Update the lines below so that every "price-cell" becomes "cost-cell", and leave everything else unchanged.

(Data extracted from a collection)
──────

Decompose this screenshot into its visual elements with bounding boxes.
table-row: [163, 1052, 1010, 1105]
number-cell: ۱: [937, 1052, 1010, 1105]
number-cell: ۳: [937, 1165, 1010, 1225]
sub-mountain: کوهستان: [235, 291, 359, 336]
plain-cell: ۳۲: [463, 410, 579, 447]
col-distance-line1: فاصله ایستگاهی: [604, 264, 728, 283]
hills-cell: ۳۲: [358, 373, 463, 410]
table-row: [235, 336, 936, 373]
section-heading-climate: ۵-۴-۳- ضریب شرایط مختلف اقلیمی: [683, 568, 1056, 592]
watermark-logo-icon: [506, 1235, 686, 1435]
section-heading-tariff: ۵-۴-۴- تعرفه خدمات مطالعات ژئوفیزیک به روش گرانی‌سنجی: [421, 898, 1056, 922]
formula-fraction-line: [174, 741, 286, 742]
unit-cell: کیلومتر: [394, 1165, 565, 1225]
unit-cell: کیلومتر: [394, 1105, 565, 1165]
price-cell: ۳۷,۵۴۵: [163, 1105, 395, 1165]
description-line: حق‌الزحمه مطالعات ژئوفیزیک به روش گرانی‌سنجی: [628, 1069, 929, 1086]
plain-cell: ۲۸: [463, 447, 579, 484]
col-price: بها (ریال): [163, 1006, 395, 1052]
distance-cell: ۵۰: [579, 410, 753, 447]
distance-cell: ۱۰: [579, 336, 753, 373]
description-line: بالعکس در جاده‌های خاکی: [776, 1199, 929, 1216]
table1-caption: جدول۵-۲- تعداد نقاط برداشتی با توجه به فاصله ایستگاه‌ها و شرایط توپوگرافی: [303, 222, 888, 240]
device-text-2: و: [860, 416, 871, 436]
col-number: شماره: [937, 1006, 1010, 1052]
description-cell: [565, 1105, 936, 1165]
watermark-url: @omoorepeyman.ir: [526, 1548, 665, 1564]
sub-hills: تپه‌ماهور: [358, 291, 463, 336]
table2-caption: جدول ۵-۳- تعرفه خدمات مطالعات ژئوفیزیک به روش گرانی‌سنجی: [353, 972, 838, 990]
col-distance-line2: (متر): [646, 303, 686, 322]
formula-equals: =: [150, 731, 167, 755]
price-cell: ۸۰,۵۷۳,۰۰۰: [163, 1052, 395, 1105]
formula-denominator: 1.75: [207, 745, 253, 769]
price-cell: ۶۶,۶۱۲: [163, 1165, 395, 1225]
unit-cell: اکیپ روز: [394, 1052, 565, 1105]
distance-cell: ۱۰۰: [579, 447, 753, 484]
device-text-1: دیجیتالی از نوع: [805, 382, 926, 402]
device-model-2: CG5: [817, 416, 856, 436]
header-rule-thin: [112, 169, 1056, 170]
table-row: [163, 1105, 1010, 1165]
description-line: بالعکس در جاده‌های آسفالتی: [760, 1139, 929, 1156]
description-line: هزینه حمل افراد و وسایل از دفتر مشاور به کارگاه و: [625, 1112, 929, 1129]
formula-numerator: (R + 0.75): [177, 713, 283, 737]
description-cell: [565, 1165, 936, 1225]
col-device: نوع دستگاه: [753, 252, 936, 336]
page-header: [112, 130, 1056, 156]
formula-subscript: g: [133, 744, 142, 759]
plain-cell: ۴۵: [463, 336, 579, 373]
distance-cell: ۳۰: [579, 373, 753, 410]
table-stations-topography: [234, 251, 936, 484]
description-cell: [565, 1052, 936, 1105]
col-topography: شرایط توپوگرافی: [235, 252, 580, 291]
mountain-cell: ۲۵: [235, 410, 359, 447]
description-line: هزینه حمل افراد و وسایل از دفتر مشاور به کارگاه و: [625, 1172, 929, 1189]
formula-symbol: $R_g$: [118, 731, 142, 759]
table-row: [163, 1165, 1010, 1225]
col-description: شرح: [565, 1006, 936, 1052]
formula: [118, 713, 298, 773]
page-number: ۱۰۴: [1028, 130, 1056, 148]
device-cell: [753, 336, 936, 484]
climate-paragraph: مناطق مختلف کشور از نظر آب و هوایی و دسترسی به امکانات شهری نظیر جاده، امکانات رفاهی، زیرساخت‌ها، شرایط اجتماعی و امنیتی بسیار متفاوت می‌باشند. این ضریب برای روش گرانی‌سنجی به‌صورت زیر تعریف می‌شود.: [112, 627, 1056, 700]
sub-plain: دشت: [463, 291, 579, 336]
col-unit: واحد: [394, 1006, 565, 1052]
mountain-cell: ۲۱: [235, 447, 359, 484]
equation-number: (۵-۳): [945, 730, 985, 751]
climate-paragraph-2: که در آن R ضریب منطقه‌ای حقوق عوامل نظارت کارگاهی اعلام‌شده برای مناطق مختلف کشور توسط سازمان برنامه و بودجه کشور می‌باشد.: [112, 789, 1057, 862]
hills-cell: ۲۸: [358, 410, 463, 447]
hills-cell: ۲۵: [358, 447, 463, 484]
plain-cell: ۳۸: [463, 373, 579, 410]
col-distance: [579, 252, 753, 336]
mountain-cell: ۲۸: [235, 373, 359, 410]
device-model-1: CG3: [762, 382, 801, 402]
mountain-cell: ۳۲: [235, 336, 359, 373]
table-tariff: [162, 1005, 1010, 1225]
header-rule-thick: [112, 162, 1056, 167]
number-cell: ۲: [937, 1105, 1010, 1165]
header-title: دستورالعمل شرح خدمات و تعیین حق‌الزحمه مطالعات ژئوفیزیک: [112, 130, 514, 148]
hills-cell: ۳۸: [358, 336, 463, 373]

──────

> **Task response**:
Decompose this screenshot into its visual elements with bounding boxes.
table-row: [163, 1052, 1010, 1105]
number-cell: ۱: [937, 1052, 1010, 1105]
number-cell: ۳: [937, 1165, 1010, 1225]
sub-mountain: کوهستان: [235, 291, 359, 336]
plain-cell: ۳۲: [463, 410, 579, 447]
col-distance-line1: فاصله ایستگاهی: [604, 264, 728, 283]
hills-cell: ۳۲: [358, 373, 463, 410]
table-row: [235, 336, 936, 373]
section-heading-climate: ۵-۴-۳- ضریب شرایط مختلف اقلیمی: [683, 568, 1056, 592]
watermark-logo-icon: [506, 1235, 686, 1435]
section-heading-tariff: ۵-۴-۴- تعرفه خدمات مطالعات ژئوفیزیک به روش گرانی‌سنجی: [421, 898, 1056, 922]
formula-fraction-line: [174, 741, 286, 742]
unit-cell: کیلومتر: [394, 1165, 565, 1225]
unit-cell: کیلومتر: [394, 1105, 565, 1165]
cost-cell: ۳۷,۵۴۵: [163, 1105, 395, 1165]
description-line: حق‌الزحمه مطالعات ژئوفیزیک به روش گرانی‌سنجی: [628, 1069, 929, 1086]
plain-cell: ۲۸: [463, 447, 579, 484]
col-price: بها (ریال): [163, 1006, 395, 1052]
distance-cell: ۵۰: [579, 410, 753, 447]
distance-cell: ۱۰: [579, 336, 753, 373]
description-line: بالعکس در جاده‌های خاکی: [776, 1199, 929, 1216]
table1-caption: جدول۵-۲- تعداد نقاط برداشتی با توجه به فاصله ایستگاه‌ها و شرایط توپوگرافی: [303, 222, 888, 240]
device-text-2: و: [860, 416, 871, 436]
col-number: شماره: [937, 1006, 1010, 1052]
description-cell: [565, 1105, 936, 1165]
watermark-url: @omoorepeyman.ir: [526, 1548, 665, 1564]
sub-hills: تپه‌ماهور: [358, 291, 463, 336]
table2-caption: جدول ۵-۳- تعرفه خدمات مطالعات ژئوفیزیک به روش گرانی‌سنجی: [353, 972, 838, 990]
col-distance-line2: (متر): [646, 303, 686, 322]
formula-equals: =: [150, 731, 167, 755]
cost-cell: ۸۰,۵۷۳,۰۰۰: [163, 1052, 395, 1105]
formula-denominator: 1.75: [207, 745, 253, 769]
cost-cell: ۶۶,۶۱۲: [163, 1165, 395, 1225]
unit-cell: اکیپ روز: [394, 1052, 565, 1105]
distance-cell: ۱۰۰: [579, 447, 753, 484]
device-text-1: دیجیتالی از نوع: [805, 382, 926, 402]
device-model-2: CG5: [817, 416, 856, 436]
header-rule-thin: [112, 169, 1056, 170]
table-row: [163, 1105, 1010, 1165]
description-line: بالعکس در جاده‌های آسفالتی: [760, 1139, 929, 1156]
description-line: هزینه حمل افراد و وسایل از دفتر مشاور به کارگاه و: [625, 1112, 929, 1129]
formula-numerator: (R + 0.75): [177, 713, 283, 737]
description-cell: [565, 1165, 936, 1225]
col-device: نوع دستگاه: [753, 252, 936, 336]
page-header: [112, 130, 1056, 156]
formula-subscript: g: [133, 744, 142, 759]
plain-cell: ۴۵: [463, 336, 579, 373]
distance-cell: ۳۰: [579, 373, 753, 410]
table-stations-topography: [234, 251, 936, 484]
description-cell: [565, 1052, 936, 1105]
col-topography: شرایط توپوگرافی: [235, 252, 580, 291]
mountain-cell: ۲۵: [235, 410, 359, 447]
description-line: هزینه حمل افراد و وسایل از دفتر مشاور به کارگاه و: [625, 1172, 929, 1189]
formula-symbol: $R_g$: [118, 731, 142, 759]
table-row: [163, 1165, 1010, 1225]
col-description: شرح: [565, 1006, 936, 1052]
formula: [118, 713, 298, 773]
page-number: ۱۰۴: [1028, 130, 1056, 148]
device-cell: [753, 336, 936, 484]
climate-paragraph: مناطق مختلف کشور از نظر آب و هوایی و دسترسی به امکانات شهری نظیر جاده، امکانات رفاهی، زیرساخت‌ها، شرایط اجتماعی و امنیتی بسیار متفاوت می‌باشند. این ضریب برای روش گرانی‌سنجی به‌صورت زیر تعریف می‌شود.: [112, 627, 1056, 700]
sub-plain: دشت: [463, 291, 579, 336]
col-unit: واحد: [394, 1006, 565, 1052]
mountain-cell: ۲۱: [235, 447, 359, 484]
equation-number: (۵-۳): [945, 730, 985, 751]
climate-paragraph-2: که در آن R ضریب منطقه‌ای حقوق عوامل نظارت کارگاهی اعلام‌شده برای مناطق مختلف کشور توسط سازمان برنامه و بودجه کشور می‌باشد.: [112, 789, 1057, 862]
hills-cell: ۲۸: [358, 410, 463, 447]
hills-cell: ۲۵: [358, 447, 463, 484]
plain-cell: ۳۸: [463, 373, 579, 410]
col-distance: [579, 252, 753, 336]
mountain-cell: ۲۸: [235, 373, 359, 410]
device-model-1: CG3: [762, 382, 801, 402]
mountain-cell: ۳۲: [235, 336, 359, 373]
table-tariff: [162, 1005, 1010, 1225]
header-rule-thick: [112, 162, 1056, 167]
number-cell: ۲: [937, 1105, 1010, 1165]
header-title: دستورالعمل شرح خدمات و تعیین حق‌الزحمه مطالعات ژئوفیزیک: [112, 130, 514, 148]
hills-cell: ۳۸: [358, 336, 463, 373]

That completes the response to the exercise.